Figure record listings
══════

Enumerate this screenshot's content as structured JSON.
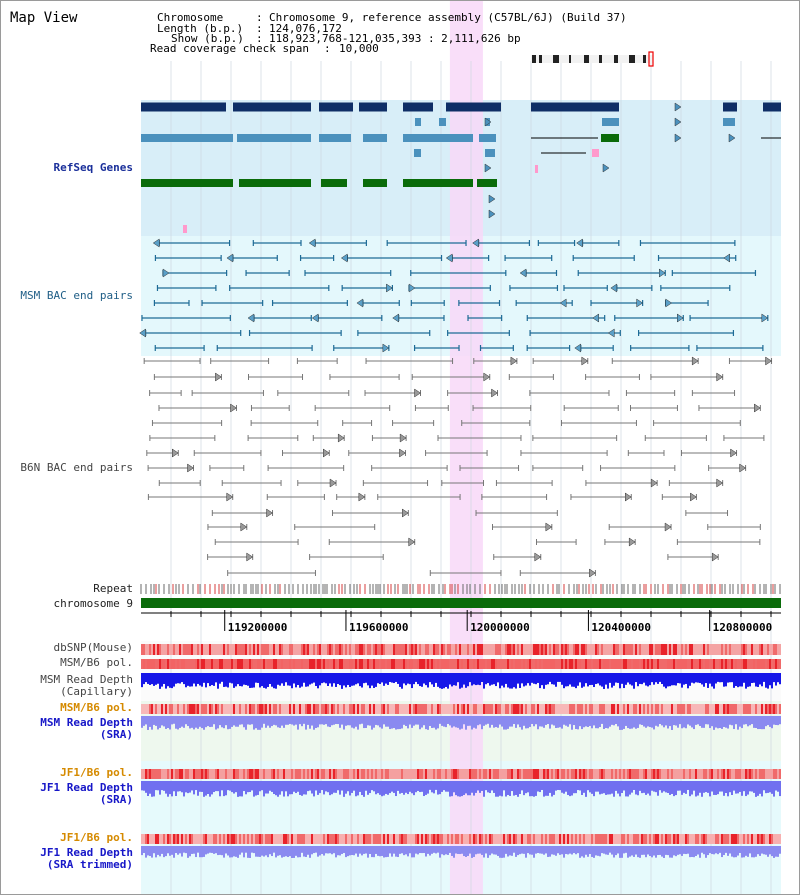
{
  "title": "Map View",
  "header": {
    "chromosome_key": "Chromosome",
    "chromosome_value": "Chromosome 9, reference assembly (C57BL/6J) (Build 37)",
    "length_key": "Length (b.p.)",
    "length_value": "124,076,172",
    "show_key": "Show (b.p.)",
    "show_value": "118,923,768-121,035,393 : 2,111,626 bp",
    "coverage_key": "Read coverage check span",
    "coverage_value": "10,000"
  },
  "view": {
    "start_bp": 118923768,
    "end_bp": 121035393
  },
  "highlight": {
    "start_bp": 119943000,
    "end_bp": 120052000
  },
  "tracks": {
    "refseq": "RefSeq Genes",
    "msm_bac": "MSM BAC end pairs",
    "b6n_bac": "B6N BAC end pairs",
    "repeat": "Repeat",
    "chromosome": "chromosome 9",
    "dbsnp": "dbSNP(Mouse)",
    "msm_b6_pol": "MSM/B6 pol.",
    "msm_depth_cap_1": "MSM Read Depth",
    "msm_depth_cap_2": "(Capillary)",
    "msm_b6_pol_2": "MSM/B6 pol.",
    "msm_depth_sra_1": "MSM Read Depth",
    "msm_depth_sra_2": "(SRA)",
    "jf1_b6_pol": "JF1/B6 pol.",
    "jf1_depth_sra_1": "JF1 Read Depth",
    "jf1_depth_sra_2": "(SRA)",
    "jf1_b6_pol_2": "JF1/B6 pol.",
    "jf1_depth_trim_1": "JF1 Read Depth",
    "jf1_depth_trim_2": "(SRA trimmed)"
  },
  "axis": {
    "ticks": [
      "119200000",
      "119600000",
      "120000000",
      "120400000",
      "120800000"
    ]
  },
  "colors": {
    "refseq_dark": "#0f2e66",
    "refseq_mid": "#4b91bd",
    "refseq_green": "#0a6b0a",
    "refseq_pink": "#ff99cc",
    "msm_line": "#1e6b96",
    "b6n_line": "#777777",
    "highlight": "#f8d8f8",
    "chromosome": "#0a6b0a",
    "depth_blue": "#1717e8",
    "depth_lav": "#8a8af0"
  }
}
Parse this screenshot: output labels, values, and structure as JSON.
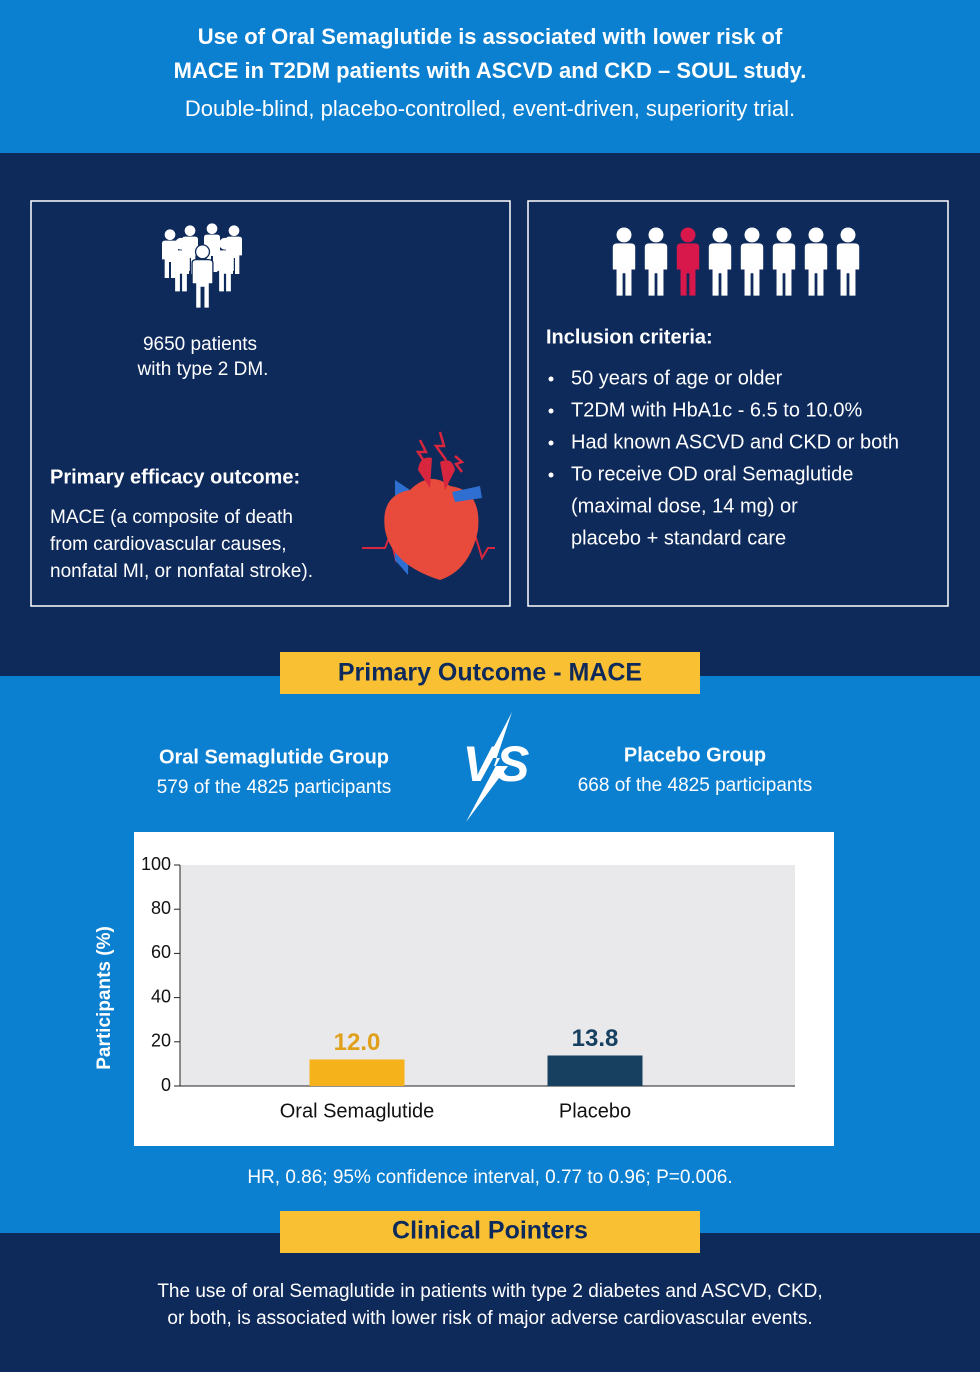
{
  "header": {
    "title_lines": [
      "Use of Oral Semaglutide is associated with lower risk of",
      "MACE in T2DM patients with ASCVD and CKD – SOUL study."
    ],
    "subtitle": "Double-blind, placebo-controlled, event-driven, superiority trial."
  },
  "study": {
    "patient_lines": [
      "9650 patients",
      "with type 2 DM."
    ],
    "outcome_heading": "Primary efficacy outcome:",
    "outcome_lines": [
      "MACE (a composite of death",
      "from cardiovascular causes,",
      "nonfatal MI, or nonfatal stroke)."
    ]
  },
  "inclusion": {
    "heading": "Inclusion criteria:",
    "items": [
      [
        "50 years of age or older"
      ],
      [
        "T2DM with HbA1c - 6.5 to 10.0%"
      ],
      [
        "Had known ASCVD and CKD or both"
      ],
      [
        "To receive OD oral Semaglutide",
        "(maximal dose, 14 mg) or",
        "placebo + standard care"
      ]
    ]
  },
  "primary_outcome_label": "Primary Outcome - MACE",
  "groups": [
    {
      "name": "Oral Semaglutide Group",
      "detail": "579 of the 4825 participants"
    },
    {
      "name": "Placebo Group",
      "detail": "668 of the 4825 participants"
    }
  ],
  "vs": "VS",
  "chart_data": {
    "type": "bar",
    "categories": [
      "Oral Semaglutide",
      "Placebo"
    ],
    "values": [
      12.0,
      13.8
    ],
    "value_labels": [
      "12.0",
      "13.8"
    ],
    "colors": [
      "#f5b21b",
      "#173f5f"
    ],
    "label_colors": [
      "#e0a01a",
      "#173f5f"
    ],
    "ylabel": "Participants (%)",
    "ylim": [
      0,
      100
    ],
    "yticks": [
      0,
      20,
      40,
      60,
      80,
      100
    ],
    "grid": false
  },
  "hr_note": "HR, 0.86; 95% confidence interval, 0.77 to 0.96; P=0.006.",
  "pointers": {
    "heading": "Clinical Pointers",
    "lines": [
      "The use of oral Semaglutide in patients with type 2 diabetes and ASCVD, CKD,",
      "or both, is associated with lower risk of major adverse cardiovascular events."
    ]
  }
}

══════

The lines in the records above that include the word "Primary" must be copied out.

    "outcome_heading": "Primary efficacy outcome:",
  "primary_outcome_label": "Primary Outcome - MACE",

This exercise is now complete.